Region annotation records
start
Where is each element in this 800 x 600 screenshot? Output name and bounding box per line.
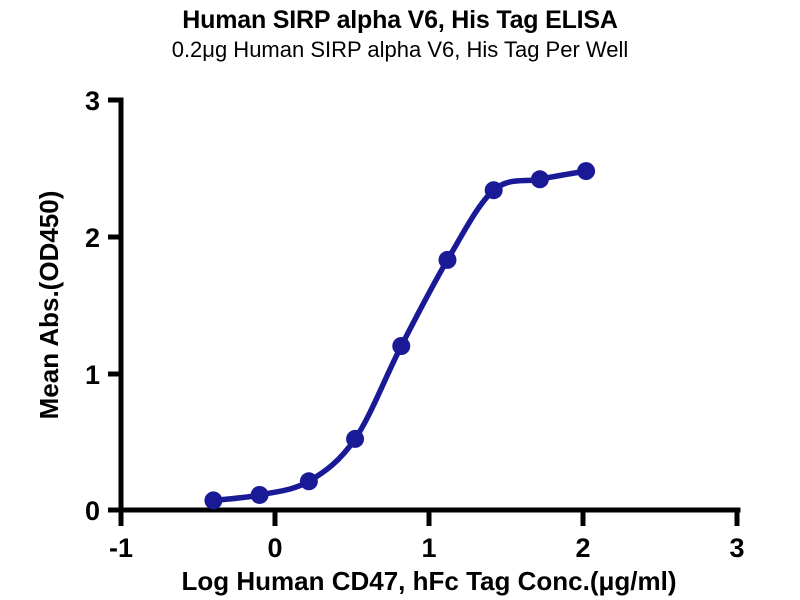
x-tick-label-2: 2 (575, 533, 590, 563)
data-point (392, 337, 410, 355)
y-tick-label-1: 1 (85, 360, 100, 390)
data-point (438, 251, 456, 269)
x-axis-title: Log Human CD47, hFc Tag Conc.(μg/ml) (182, 566, 677, 596)
y-axis-title: Mean Abs.(OD450) (34, 191, 64, 420)
plot-area: 3 2 1 0 -1 0 1 2 3 Log Human CD47, hFc T… (0, 0, 800, 600)
data-curve-0 (213, 171, 586, 500)
data-series-layer (204, 162, 595, 509)
chart-figure: Human SIRP alpha V6, His Tag ELISA 0.2μg… (0, 0, 800, 600)
data-point (577, 162, 595, 180)
x-tick-label-neg1: -1 (109, 533, 133, 563)
data-point (485, 181, 503, 199)
y-tick-label-3: 3 (85, 86, 100, 116)
data-point (300, 472, 318, 490)
x-tick-label-1: 1 (421, 533, 436, 563)
y-tick-label-2: 2 (85, 223, 100, 253)
data-point (531, 170, 549, 188)
data-point (204, 491, 222, 509)
x-tick-label-0: 0 (267, 533, 282, 563)
x-tick-label-3: 3 (729, 533, 744, 563)
y-tick-label-0: 0 (85, 496, 100, 526)
data-point (251, 486, 269, 504)
data-point (346, 430, 364, 448)
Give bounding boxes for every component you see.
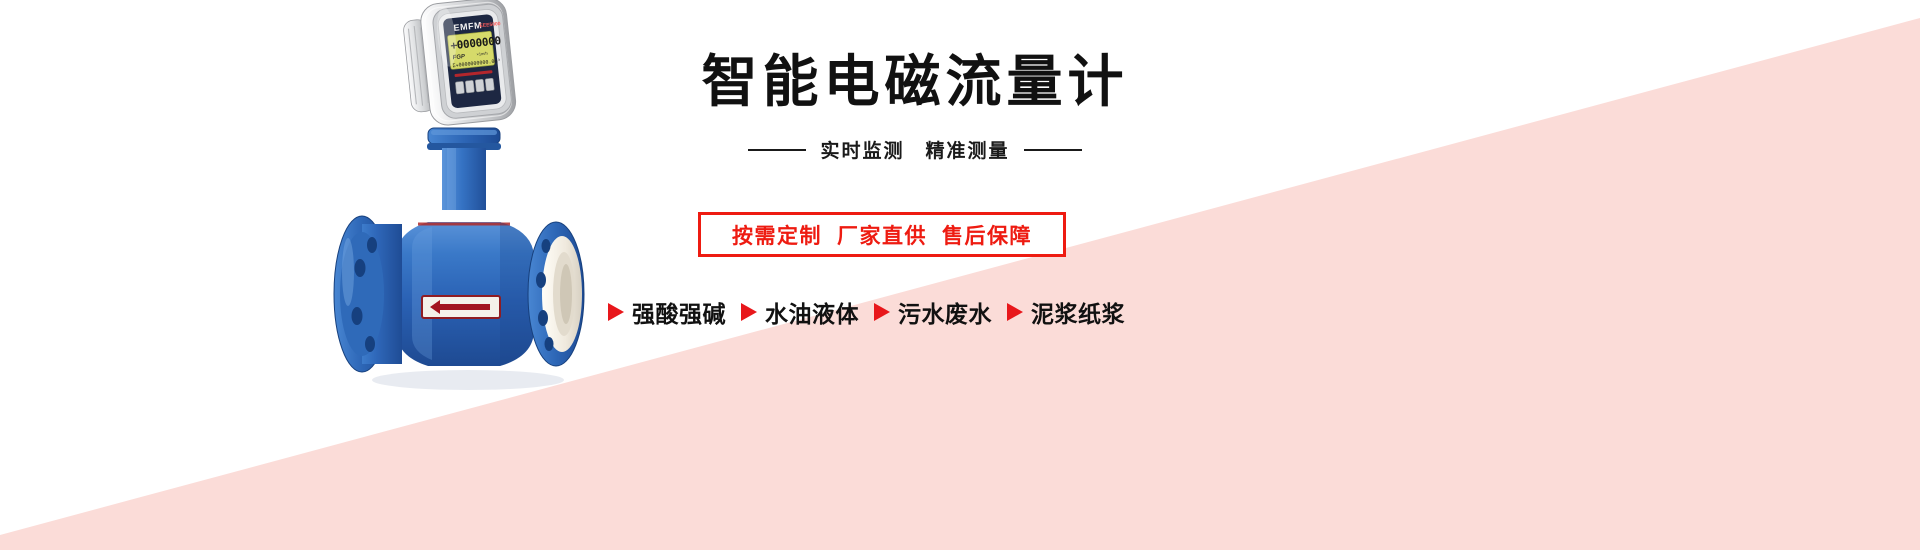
subtitle-rule-left — [748, 149, 806, 151]
flowmeter-product-image: EMFM EEE5000 +0000000 FGP ×1m/h Σ+000000… — [300, 0, 640, 420]
promo-badge: 按需定制厂家直供售后保障 — [698, 212, 1066, 257]
triangle-right-icon — [874, 303, 890, 321]
triangle-right-icon — [608, 303, 624, 321]
transmitter-mount-flange — [427, 128, 501, 150]
feature-label-1: 水油液体 — [765, 295, 859, 329]
feature-item-0: 强酸强碱 — [608, 295, 726, 329]
triangle-right-icon — [1007, 303, 1023, 321]
feature-item-1: 水油液体 — [741, 295, 859, 329]
flowmeter-neck — [442, 148, 486, 210]
feature-label-0: 强酸强碱 — [632, 295, 726, 329]
inlet-flange — [334, 216, 402, 372]
flow-direction-arrow-icon — [422, 296, 500, 318]
product-hero-banner: EMFM EEE5000 +0000000 FGP ×1m/h Σ+000000… — [0, 0, 1920, 550]
promo-item-2: 售后保障 — [942, 225, 1032, 248]
page-subtitle: 实时监测 精准测量 — [820, 136, 1009, 163]
flowmeter-body — [396, 222, 534, 366]
outlet-flange — [528, 222, 584, 366]
triangle-right-icon — [741, 303, 757, 321]
feature-item-2: 污水废水 — [874, 295, 992, 329]
feature-item-3: 泥浆纸浆 — [1007, 295, 1125, 329]
promo-item-1: 厂家直供 — [837, 225, 927, 248]
feature-list: 强酸强碱 水油液体 污水废水 泥浆纸浆 — [608, 295, 1208, 329]
banner-copy-block: 智能电磁流量计 实时监测 精准测量 按需定制厂家直供售后保障 强酸强碱 水油液体… — [600, 0, 1500, 550]
promo-item-0: 按需定制 — [732, 225, 822, 248]
page-title: 智能电磁流量计 — [675, 53, 1155, 112]
feature-label-2: 污水废水 — [898, 295, 992, 329]
transmitter-head: EMFM EEE5000 +0000000 FGP ×1m/h Σ+000000… — [401, 0, 517, 129]
subtitle-rule-right — [1024, 149, 1082, 151]
subtitle-row: 实时监测 精准测量 — [675, 136, 1155, 163]
feature-label-3: 泥浆纸浆 — [1031, 295, 1125, 329]
promo-badge-text: 按需定制厂家直供售后保障 — [732, 220, 1032, 250]
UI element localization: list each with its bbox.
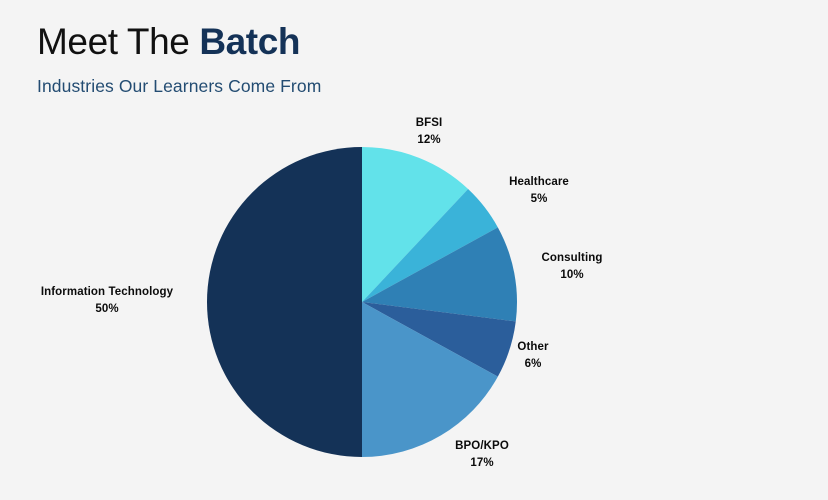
end
Short problem:
Rewrite every one of these lines with "screenshot" replaced by "screen capture" and nothing else altered. Omit the pictures from your answer.

Response:
Where is each element in this 800 x 600 screen capture? Output name and bounding box per line.
x-tick-label-2: 2 (575, 533, 590, 563)
data-point (392, 337, 410, 355)
y-tick-label-1: 1 (85, 360, 100, 390)
data-point (438, 251, 456, 269)
x-axis-title: Log Human CD47, hFc Tag Conc.(μg/ml) (182, 566, 677, 596)
y-axis-title: Mean Abs.(OD450) (34, 191, 64, 420)
plot-area: 3 2 1 0 -1 0 1 2 3 Log Human CD47, hFc T… (0, 0, 800, 600)
data-curve-0 (213, 171, 586, 500)
data-series-layer (204, 162, 595, 509)
chart-figure: Human SIRP alpha V6, His Tag ELISA 0.2μg… (0, 0, 800, 600)
data-point (577, 162, 595, 180)
x-tick-label-neg1: -1 (109, 533, 133, 563)
data-point (485, 181, 503, 199)
y-tick-label-3: 3 (85, 86, 100, 116)
data-point (300, 472, 318, 490)
x-tick-label-1: 1 (421, 533, 436, 563)
y-tick-label-2: 2 (85, 223, 100, 253)
data-point (531, 170, 549, 188)
data-point (204, 491, 222, 509)
x-tick-label-0: 0 (267, 533, 282, 563)
x-tick-label-3: 3 (729, 533, 744, 563)
y-tick-label-0: 0 (85, 496, 100, 526)
data-point (251, 486, 269, 504)
data-point (346, 430, 364, 448)
Give bounding boxes for every component you see.
subtitle-rule-left — [748, 149, 806, 151]
flowmeter-product-image: EMFM EEE5000 +0000000 FGP ×1m/h Σ+000000… — [300, 0, 640, 420]
promo-badge: 按需定制厂家直供售后保障 — [698, 212, 1066, 257]
triangle-right-icon — [874, 303, 890, 321]
triangle-right-icon — [608, 303, 624, 321]
transmitter-mount-flange — [427, 128, 501, 150]
feature-label-1: 水油液体 — [765, 295, 859, 329]
feature-item-0: 强酸强碱 — [608, 295, 726, 329]
triangle-right-icon — [1007, 303, 1023, 321]
feature-item-1: 水油液体 — [741, 295, 859, 329]
flowmeter-neck — [442, 148, 486, 210]
feature-label-0: 强酸强碱 — [632, 295, 726, 329]
inlet-flange — [334, 216, 402, 372]
flow-direction-arrow-icon — [422, 296, 500, 318]
product-hero-banner: EMFM EEE5000 +0000000 FGP ×1m/h Σ+000000… — [0, 0, 1920, 550]
promo-item-2: 售后保障 — [942, 225, 1032, 248]
page-subtitle: 实时监测 精准测量 — [820, 136, 1009, 163]
flowmeter-body — [396, 222, 534, 366]
outlet-flange — [528, 222, 584, 366]
triangle-right-icon — [741, 303, 757, 321]
feature-item-2: 污水废水 — [874, 295, 992, 329]
feature-item-3: 泥浆纸浆 — [1007, 295, 1125, 329]
promo-item-1: 厂家直供 — [837, 225, 927, 248]
feature-list: 强酸强碱 水油液体 污水废水 泥浆纸浆 — [608, 295, 1208, 329]
banner-copy-block: 智能电磁流量计 实时监测 精准测量 按需定制厂家直供售后保障 强酸强碱 水油液体… — [600, 0, 1500, 550]
promo-item-0: 按需定制 — [732, 225, 822, 248]
page-title: 智能电磁流量计 — [675, 53, 1155, 112]
feature-label-2: 污水废水 — [898, 295, 992, 329]
transmitter-head: EMFM EEE5000 +0000000 FGP ×1m/h Σ+000000… — [401, 0, 517, 129]
subtitle-rule-right — [1024, 149, 1082, 151]
subtitle-row: 实时监测 精准测量 — [675, 136, 1155, 163]
feature-label-3: 泥浆纸浆 — [1031, 295, 1125, 329]
promo-badge-text: 按需定制厂家直供售后保障 — [732, 220, 1032, 250]
UI element localization: list each with its bbox.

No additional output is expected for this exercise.